++++ THE DATA ++++

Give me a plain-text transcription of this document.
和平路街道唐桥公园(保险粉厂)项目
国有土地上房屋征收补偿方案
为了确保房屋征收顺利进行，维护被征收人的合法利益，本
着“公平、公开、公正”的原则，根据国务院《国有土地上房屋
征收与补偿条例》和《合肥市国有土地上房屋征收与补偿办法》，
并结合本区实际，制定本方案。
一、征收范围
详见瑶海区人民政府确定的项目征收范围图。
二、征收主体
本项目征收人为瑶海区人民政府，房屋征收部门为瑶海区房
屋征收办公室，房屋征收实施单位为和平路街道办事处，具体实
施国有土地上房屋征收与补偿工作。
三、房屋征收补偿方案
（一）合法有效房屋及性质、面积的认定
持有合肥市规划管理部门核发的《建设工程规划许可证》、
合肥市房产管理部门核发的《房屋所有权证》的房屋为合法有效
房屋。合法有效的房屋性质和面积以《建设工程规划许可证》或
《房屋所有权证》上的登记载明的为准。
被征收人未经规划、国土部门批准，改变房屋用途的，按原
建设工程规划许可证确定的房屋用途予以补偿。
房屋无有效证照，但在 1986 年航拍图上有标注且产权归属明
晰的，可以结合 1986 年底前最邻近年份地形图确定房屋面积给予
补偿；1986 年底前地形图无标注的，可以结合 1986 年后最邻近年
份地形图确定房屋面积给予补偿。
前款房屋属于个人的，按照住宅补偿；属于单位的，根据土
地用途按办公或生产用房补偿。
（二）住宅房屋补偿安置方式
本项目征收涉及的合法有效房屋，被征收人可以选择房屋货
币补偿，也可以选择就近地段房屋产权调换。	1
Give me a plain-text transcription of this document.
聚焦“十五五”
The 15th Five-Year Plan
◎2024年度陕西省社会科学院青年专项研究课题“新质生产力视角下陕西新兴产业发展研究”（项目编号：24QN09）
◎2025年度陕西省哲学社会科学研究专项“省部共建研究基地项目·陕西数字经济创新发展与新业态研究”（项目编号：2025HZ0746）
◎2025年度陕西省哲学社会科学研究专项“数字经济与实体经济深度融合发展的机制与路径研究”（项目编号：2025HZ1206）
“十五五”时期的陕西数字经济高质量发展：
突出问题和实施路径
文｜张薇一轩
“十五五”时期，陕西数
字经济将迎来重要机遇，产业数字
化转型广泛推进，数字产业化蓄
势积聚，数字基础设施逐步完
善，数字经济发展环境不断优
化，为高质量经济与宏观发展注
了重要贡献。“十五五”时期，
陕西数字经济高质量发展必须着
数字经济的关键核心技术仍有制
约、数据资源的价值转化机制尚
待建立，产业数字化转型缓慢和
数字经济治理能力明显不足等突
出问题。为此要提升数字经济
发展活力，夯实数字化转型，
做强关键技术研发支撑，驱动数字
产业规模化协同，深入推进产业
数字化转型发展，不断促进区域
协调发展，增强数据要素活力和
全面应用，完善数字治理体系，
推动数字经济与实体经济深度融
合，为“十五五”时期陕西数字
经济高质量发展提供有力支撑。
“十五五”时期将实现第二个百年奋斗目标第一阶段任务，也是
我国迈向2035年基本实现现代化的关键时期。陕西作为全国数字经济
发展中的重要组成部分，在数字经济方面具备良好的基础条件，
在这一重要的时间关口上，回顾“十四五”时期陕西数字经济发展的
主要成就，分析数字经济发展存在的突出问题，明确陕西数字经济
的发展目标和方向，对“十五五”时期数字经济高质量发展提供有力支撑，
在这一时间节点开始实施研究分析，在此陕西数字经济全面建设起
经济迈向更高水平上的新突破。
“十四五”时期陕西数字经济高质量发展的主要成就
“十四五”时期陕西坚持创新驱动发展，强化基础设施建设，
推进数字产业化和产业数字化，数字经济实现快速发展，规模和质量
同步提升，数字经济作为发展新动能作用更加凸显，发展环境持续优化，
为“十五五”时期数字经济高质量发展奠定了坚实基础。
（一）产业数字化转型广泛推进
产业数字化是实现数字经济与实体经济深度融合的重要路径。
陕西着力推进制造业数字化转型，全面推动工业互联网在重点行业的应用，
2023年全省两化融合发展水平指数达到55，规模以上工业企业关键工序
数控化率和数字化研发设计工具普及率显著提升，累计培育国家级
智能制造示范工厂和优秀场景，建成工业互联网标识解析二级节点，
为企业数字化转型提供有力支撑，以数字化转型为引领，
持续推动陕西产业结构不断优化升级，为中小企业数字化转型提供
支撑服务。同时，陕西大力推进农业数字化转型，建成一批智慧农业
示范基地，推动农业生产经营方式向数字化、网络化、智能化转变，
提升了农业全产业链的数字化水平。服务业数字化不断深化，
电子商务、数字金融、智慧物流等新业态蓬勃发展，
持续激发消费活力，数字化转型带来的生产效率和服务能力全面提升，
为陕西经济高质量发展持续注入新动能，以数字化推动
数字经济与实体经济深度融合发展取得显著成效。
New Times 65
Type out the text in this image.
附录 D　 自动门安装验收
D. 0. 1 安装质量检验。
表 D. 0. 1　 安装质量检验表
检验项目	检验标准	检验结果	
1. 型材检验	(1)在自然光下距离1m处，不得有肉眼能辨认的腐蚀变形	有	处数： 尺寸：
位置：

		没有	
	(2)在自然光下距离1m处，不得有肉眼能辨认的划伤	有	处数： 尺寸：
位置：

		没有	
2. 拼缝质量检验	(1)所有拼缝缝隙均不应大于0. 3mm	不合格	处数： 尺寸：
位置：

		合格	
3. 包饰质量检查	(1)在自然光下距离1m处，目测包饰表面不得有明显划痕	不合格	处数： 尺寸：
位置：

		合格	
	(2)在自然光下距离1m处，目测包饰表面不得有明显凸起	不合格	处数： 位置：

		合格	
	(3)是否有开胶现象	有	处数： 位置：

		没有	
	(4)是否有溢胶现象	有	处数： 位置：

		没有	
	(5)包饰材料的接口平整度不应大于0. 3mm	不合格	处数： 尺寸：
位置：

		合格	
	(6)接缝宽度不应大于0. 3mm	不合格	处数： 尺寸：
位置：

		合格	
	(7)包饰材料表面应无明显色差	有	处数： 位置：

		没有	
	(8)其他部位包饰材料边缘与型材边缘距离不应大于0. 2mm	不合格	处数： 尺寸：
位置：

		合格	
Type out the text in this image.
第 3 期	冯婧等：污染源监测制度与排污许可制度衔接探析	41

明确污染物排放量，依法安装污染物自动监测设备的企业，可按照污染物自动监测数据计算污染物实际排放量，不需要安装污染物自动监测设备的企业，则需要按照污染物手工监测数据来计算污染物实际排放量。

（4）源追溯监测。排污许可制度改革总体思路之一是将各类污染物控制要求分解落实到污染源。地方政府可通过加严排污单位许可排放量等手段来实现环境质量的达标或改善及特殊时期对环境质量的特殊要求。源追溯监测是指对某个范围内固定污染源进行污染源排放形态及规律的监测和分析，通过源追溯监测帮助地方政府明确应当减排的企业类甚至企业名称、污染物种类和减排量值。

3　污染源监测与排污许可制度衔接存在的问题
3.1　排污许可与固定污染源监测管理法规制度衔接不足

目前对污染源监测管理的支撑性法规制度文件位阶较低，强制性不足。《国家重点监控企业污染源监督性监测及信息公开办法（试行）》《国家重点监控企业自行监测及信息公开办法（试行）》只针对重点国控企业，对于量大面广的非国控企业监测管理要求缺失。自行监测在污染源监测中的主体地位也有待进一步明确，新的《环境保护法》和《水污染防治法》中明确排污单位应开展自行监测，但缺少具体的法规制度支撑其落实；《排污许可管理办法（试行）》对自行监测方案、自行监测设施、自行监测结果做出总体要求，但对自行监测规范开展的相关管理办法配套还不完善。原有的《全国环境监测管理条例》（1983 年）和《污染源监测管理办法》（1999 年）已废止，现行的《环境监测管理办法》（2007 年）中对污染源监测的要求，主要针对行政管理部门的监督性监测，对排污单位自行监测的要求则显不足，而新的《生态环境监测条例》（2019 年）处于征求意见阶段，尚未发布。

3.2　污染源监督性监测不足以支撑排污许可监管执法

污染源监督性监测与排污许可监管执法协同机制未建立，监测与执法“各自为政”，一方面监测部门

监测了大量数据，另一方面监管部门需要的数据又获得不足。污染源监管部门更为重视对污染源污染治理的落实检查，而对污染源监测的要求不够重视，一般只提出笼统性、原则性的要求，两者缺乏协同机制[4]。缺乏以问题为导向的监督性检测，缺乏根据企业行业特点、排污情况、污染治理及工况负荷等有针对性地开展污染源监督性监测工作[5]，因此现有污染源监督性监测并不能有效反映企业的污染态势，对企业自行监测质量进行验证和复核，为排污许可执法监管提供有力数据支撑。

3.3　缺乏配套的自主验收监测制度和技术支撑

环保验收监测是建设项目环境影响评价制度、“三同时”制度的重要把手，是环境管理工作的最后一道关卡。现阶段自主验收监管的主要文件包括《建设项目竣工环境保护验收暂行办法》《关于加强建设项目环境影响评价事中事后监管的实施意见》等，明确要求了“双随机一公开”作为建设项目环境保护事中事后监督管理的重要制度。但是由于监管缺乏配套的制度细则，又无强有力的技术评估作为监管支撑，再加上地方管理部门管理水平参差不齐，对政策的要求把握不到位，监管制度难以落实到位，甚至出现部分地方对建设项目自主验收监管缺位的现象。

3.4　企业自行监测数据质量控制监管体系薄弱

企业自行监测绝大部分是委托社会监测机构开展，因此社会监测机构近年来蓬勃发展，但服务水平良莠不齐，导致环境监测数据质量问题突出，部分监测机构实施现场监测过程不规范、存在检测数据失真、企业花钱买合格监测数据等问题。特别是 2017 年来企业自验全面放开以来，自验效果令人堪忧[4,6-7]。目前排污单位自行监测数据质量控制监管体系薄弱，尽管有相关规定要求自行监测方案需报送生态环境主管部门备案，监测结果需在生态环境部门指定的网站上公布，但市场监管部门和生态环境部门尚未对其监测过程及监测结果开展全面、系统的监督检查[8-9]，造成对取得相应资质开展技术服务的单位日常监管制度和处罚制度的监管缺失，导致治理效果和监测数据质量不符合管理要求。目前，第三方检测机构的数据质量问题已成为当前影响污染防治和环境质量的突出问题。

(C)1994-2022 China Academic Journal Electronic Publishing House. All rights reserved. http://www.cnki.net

++++

Give the number of lines in the entries that hold the word "房屋所有权证", and nothing else.

## CORRECT RESPONSE
2